* EXERCISE OBJECTIVE: Print the entries below in their entirety, exactly as they are written.

--- BEGIN ---

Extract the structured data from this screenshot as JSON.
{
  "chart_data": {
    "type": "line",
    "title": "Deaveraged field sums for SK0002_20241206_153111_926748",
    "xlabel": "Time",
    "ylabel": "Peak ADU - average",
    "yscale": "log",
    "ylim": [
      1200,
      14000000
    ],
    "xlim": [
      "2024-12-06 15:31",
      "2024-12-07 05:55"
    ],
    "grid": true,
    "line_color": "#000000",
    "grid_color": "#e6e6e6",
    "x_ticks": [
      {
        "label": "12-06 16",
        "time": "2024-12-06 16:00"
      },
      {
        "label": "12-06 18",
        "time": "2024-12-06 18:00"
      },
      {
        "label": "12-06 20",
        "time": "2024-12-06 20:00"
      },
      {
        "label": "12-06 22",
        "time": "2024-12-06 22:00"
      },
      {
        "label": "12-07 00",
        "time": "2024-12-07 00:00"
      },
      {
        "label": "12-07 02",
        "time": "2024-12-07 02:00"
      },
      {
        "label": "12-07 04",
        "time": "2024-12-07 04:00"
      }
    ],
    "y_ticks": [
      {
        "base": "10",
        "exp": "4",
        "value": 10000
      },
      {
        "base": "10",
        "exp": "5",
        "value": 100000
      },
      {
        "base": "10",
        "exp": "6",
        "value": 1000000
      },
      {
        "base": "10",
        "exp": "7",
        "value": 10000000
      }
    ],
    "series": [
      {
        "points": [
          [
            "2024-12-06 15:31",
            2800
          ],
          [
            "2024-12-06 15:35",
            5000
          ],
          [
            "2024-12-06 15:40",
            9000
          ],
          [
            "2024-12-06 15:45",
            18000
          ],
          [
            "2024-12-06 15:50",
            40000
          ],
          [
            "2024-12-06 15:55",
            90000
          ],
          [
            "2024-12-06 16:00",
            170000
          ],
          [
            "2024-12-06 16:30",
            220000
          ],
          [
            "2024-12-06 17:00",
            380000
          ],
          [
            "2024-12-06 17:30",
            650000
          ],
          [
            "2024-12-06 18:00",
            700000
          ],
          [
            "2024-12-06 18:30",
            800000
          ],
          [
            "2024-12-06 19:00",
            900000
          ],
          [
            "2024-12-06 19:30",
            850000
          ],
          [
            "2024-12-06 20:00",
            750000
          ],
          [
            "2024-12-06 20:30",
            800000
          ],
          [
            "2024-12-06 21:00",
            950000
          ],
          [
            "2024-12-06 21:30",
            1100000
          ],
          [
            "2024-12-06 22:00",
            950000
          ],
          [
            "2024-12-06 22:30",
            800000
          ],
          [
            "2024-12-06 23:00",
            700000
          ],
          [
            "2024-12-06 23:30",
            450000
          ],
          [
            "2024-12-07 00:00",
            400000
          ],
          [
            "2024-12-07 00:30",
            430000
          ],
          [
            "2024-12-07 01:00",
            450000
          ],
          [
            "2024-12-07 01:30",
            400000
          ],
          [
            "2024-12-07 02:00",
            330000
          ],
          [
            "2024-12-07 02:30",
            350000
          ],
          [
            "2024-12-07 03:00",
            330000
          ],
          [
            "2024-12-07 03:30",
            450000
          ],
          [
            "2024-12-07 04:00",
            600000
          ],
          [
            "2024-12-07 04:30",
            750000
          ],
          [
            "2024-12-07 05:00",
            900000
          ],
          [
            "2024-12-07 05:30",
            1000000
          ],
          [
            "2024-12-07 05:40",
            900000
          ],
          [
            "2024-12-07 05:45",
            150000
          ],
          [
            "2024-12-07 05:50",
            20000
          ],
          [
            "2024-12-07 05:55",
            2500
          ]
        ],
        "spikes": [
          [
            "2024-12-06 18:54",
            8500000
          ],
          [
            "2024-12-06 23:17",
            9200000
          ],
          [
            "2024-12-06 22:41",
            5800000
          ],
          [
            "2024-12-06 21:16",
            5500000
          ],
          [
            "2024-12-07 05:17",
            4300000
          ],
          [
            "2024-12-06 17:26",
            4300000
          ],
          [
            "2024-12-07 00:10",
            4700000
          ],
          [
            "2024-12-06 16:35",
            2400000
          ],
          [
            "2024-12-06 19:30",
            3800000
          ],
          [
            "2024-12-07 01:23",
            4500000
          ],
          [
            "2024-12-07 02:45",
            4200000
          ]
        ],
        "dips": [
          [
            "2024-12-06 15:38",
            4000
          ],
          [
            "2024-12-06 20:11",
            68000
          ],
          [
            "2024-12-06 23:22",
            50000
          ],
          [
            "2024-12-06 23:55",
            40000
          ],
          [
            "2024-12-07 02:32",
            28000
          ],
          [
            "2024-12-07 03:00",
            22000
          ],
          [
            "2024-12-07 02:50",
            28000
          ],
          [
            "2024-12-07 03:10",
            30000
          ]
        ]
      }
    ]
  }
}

--- END ---

* EXERCISE RESPONSE:
Extract the structured data from this screenshot as JSON.
{
  "chart_data": {
    "type": "line",
    "title": "Deaveraged field sums for SK0002_20241206_153111_926748",
    "xlabel": "Time",
    "ylabel": "Peak ADU - average",
    "yscale": "log",
    "ylim": [
      1200,
      14000000
    ],
    "xlim": [
      "2024-12-06 15:31",
      "2024-12-07 05:55"
    ],
    "grid": true,
    "line_color": "#000000",
    "grid_color": "#e6e6e6",
    "x_ticks": [
      {
        "label": "12-06 16",
        "time": "2024-12-06 16:00"
      },
      {
        "label": "12-06 18",
        "time": "2024-12-06 18:00"
      },
      {
        "label": "12-06 20",
        "time": "2024-12-06 20:00"
      },
      {
        "label": "12-06 22",
        "time": "2024-12-06 22:00"
      },
      {
        "label": "12-07 00",
        "time": "2024-12-07 00:00"
      },
      {
        "label": "12-07 02",
        "time": "2024-12-07 02:00"
      },
      {
        "label": "12-07 04",
        "time": "2024-12-07 04:00"
      }
    ],
    "y_ticks": [
      {
        "base": "10",
        "exp": "4",
        "value": 10000
      },
      {
        "base": "10",
        "exp": "5",
        "value": 100000
      },
      {
        "base": "10",
        "exp": "6",
        "value": 1000000
      },
      {
        "base": "10",
        "exp": "7",
        "value": 10000000
      }
    ],
    "series": [
      {
        "points": [
          [
            "2024-12-06 15:31",
            2800
          ],
          [
            "2024-12-06 15:35",
            5000
          ],
          [
            "2024-12-06 15:40",
            9000
          ],
          [
            "2024-12-06 15:45",
            18000
          ],
          [
            "2024-12-06 15:50",
            40000
          ],
          [
            "2024-12-06 15:55",
            90000
          ],
          [
            "2024-12-06 16:00",
            170000
          ],
          [
            "2024-12-06 16:30",
            220000
          ],
          [
            "2024-12-06 17:00",
            380000
          ],
          [
            "2024-12-06 17:30",
            650000
          ],
          [
            "2024-12-06 18:00",
            700000
          ],
          [
            "2024-12-06 18:30",
            800000
          ],
          [
            "2024-12-06 19:00",
            900000
          ],
          [
            "2024-12-06 19:30",
            850000
          ],
          [
            "2024-12-06 20:00",
            750000
          ],
          [
            "2024-12-06 20:30",
            800000
          ],
          [
            "2024-12-06 21:00",
            950000
          ],
          [
            "2024-12-06 21:30",
            1100000
          ],
          [
            "2024-12-06 22:00",
            950000
          ],
          [
            "2024-12-06 22:30",
            800000
          ],
          [
            "2024-12-06 23:00",
            700000
          ],
          [
            "2024-12-06 23:30",
            450000
          ],
          [
            "2024-12-07 00:00",
            400000
          ],
          [
            "2024-12-07 00:30",
            430000
          ],
          [
            "2024-12-07 01:00",
            450000
          ],
          [
            "2024-12-07 01:30",
            400000
          ],
          [
            "2024-12-07 02:00",
            330000
          ],
          [
            "2024-12-07 02:30",
            350000
          ],
          [
            "2024-12-07 03:00",
            330000
          ],
          [
            "2024-12-07 03:30",
            450000
          ],
          [
            "2024-12-07 04:00",
            600000
          ],
          [
            "2024-12-07 04:30",
            750000
          ],
          [
            "2024-12-07 05:00",
            900000
          ],
          [
            "2024-12-07 05:30",
            1000000
          ],
          [
            "2024-12-07 05:40",
            900000
          ],
          [
            "2024-12-07 05:45",
            150000
          ],
          [
            "2024-12-07 05:50",
            20000
          ],
          [
            "2024-12-07 05:55",
            2500
          ]
        ],
        "spikes": [
          [
            "2024-12-06 18:54",
            8500000
          ],
          [
            "2024-12-06 23:17",
            9200000
          ],
          [
            "2024-12-06 22:41",
            5800000
          ],
          [
            "2024-12-06 21:16",
            5500000
          ],
          [
            "2024-12-07 05:17",
            4300000
          ],
          [
            "2024-12-06 17:26",
            4300000
          ],
          [
            "2024-12-07 00:10",
            4700000
          ],
          [
            "2024-12-06 16:35",
            2400000
          ],
          [
            "2024-12-06 19:30",
            3800000
          ],
          [
            "2024-12-07 01:23",
            4500000
          ],
          [
            "2024-12-07 02:45",
            4200000
          ]
        ],
        "dips": [
          [
            "2024-12-06 15:38",
            4000
          ],
          [
            "2024-12-06 20:11",
            68000
          ],
          [
            "2024-12-06 23:22",
            50000
          ],
          [
            "2024-12-06 23:55",
            40000
          ],
          [
            "2024-12-07 02:32",
            28000
          ],
          [
            "2024-12-07 03:00",
            22000
          ],
          [
            "2024-12-07 02:50",
            28000
          ],
          [
            "2024-12-07 03:10",
            30000
          ]
        ]
      }
    ]
  }
}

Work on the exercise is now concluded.